(Data entries)
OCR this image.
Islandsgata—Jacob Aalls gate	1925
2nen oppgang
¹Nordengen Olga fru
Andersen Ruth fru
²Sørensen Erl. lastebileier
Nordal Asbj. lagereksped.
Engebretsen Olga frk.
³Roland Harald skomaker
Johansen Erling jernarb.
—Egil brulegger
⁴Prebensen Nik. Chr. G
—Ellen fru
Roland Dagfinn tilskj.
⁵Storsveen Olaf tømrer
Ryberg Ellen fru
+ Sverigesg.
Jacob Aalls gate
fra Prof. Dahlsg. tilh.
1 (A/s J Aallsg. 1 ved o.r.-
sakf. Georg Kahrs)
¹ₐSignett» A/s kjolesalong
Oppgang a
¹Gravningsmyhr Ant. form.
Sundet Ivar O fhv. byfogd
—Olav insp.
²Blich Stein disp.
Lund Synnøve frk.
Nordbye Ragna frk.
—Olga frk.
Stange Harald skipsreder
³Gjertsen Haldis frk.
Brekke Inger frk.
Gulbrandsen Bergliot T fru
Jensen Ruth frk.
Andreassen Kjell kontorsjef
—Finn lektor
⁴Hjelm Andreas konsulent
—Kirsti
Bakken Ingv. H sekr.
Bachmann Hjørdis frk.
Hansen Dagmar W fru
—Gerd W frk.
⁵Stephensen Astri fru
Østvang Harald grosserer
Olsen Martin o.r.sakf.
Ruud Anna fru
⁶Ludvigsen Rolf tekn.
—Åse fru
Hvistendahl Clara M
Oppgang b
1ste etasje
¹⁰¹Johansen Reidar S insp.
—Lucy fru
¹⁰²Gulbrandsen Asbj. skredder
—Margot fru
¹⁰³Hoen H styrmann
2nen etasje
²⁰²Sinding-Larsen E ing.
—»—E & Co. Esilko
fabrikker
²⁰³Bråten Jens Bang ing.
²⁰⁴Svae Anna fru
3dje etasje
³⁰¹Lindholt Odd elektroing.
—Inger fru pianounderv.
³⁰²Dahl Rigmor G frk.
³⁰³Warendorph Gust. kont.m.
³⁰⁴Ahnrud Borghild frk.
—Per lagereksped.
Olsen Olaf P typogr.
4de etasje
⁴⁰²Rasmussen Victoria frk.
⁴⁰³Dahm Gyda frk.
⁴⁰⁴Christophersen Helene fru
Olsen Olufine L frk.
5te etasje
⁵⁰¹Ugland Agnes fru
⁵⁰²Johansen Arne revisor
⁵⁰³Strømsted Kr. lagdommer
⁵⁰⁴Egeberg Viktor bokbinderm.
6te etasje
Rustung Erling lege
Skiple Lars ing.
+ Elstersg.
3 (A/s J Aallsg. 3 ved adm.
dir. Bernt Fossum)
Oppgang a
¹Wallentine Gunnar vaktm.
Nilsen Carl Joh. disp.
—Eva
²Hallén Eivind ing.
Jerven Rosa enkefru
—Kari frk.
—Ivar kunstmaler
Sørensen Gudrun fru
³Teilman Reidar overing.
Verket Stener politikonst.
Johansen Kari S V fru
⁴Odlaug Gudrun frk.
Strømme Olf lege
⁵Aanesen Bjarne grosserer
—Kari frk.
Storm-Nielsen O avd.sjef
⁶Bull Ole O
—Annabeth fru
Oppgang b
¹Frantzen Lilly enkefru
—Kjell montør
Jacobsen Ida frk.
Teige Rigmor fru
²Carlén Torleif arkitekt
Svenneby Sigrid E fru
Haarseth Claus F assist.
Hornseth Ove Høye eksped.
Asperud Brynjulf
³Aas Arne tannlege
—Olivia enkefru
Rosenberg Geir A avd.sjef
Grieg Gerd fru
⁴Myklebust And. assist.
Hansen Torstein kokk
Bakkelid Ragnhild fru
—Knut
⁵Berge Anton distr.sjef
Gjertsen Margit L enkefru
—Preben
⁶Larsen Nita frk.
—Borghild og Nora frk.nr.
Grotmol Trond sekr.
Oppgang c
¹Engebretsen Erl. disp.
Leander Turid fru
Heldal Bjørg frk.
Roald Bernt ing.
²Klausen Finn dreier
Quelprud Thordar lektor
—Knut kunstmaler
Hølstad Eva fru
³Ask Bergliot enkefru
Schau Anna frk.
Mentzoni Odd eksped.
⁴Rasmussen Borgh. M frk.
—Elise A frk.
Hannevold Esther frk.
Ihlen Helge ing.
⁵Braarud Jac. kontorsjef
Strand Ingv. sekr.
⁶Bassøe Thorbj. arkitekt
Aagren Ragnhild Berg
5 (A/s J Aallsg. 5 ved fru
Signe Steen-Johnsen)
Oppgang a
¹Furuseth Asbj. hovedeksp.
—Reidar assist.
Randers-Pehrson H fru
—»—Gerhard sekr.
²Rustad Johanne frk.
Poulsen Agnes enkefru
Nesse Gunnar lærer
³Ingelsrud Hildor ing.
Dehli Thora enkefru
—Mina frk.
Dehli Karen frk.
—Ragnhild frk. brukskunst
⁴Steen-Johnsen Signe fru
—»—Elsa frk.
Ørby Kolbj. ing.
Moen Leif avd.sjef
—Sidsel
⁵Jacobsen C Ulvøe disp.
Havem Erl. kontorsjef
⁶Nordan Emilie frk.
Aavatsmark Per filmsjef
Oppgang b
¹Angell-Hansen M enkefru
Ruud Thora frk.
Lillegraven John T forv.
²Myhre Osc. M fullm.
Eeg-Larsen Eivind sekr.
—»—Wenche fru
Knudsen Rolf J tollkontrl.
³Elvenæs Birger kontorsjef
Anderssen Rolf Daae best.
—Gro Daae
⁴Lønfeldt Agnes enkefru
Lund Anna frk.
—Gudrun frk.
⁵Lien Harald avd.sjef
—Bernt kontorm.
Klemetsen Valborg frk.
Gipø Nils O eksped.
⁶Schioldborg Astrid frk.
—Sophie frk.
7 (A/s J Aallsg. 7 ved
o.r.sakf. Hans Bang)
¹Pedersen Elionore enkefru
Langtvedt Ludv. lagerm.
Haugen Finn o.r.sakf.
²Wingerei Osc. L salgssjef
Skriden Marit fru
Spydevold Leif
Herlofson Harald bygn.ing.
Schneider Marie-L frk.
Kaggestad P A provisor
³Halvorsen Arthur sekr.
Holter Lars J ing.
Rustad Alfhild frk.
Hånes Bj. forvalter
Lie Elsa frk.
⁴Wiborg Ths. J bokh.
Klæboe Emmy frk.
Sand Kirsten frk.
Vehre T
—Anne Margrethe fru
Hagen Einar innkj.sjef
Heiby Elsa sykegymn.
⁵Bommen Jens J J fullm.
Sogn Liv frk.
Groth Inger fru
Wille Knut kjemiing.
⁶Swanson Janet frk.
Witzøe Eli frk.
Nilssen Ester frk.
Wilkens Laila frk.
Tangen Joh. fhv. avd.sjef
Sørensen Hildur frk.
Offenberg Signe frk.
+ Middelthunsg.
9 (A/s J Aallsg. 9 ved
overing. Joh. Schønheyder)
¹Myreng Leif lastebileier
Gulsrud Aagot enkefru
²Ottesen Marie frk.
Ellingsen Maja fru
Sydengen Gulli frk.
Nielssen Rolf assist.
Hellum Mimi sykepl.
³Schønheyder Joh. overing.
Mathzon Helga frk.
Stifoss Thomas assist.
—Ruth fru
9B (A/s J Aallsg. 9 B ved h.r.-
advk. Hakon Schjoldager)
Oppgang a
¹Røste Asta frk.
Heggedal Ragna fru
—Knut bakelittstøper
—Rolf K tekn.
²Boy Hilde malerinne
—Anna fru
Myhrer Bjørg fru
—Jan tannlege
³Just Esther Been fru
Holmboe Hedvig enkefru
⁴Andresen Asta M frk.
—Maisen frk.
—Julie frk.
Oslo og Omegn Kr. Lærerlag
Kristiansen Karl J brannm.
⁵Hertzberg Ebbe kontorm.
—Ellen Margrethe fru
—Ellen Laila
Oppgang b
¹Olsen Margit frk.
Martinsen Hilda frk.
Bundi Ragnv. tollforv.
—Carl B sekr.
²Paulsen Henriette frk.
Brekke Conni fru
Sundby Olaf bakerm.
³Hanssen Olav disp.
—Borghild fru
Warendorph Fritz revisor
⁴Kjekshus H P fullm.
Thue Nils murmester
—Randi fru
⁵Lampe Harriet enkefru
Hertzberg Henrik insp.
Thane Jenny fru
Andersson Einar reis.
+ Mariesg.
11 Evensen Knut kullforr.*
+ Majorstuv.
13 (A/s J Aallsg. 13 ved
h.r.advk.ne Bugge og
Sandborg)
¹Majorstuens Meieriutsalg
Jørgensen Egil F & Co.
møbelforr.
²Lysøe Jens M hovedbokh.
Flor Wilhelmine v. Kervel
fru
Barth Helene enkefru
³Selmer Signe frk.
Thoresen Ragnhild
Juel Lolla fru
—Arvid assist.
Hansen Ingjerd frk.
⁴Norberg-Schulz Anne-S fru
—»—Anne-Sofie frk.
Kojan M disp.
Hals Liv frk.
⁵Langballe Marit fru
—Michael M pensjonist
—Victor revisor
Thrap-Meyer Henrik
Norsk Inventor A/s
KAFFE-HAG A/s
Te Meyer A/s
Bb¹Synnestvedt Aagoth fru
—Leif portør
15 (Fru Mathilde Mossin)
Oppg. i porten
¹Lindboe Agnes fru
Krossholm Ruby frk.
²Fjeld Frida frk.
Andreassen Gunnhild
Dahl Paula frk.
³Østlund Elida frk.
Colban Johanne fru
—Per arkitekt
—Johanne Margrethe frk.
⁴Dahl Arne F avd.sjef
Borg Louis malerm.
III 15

▶ EXERCISE OBJECTIVE
Out of the records, collect only those lines that contain the string "kontorsjef".

▶ OUTPUT BELOW
Andreassen Kjell kontorsjef
⁵Braarud Jac. kontorsjef
Havem Erl. kontorsjef
³Elvenæs Birger kontorsjef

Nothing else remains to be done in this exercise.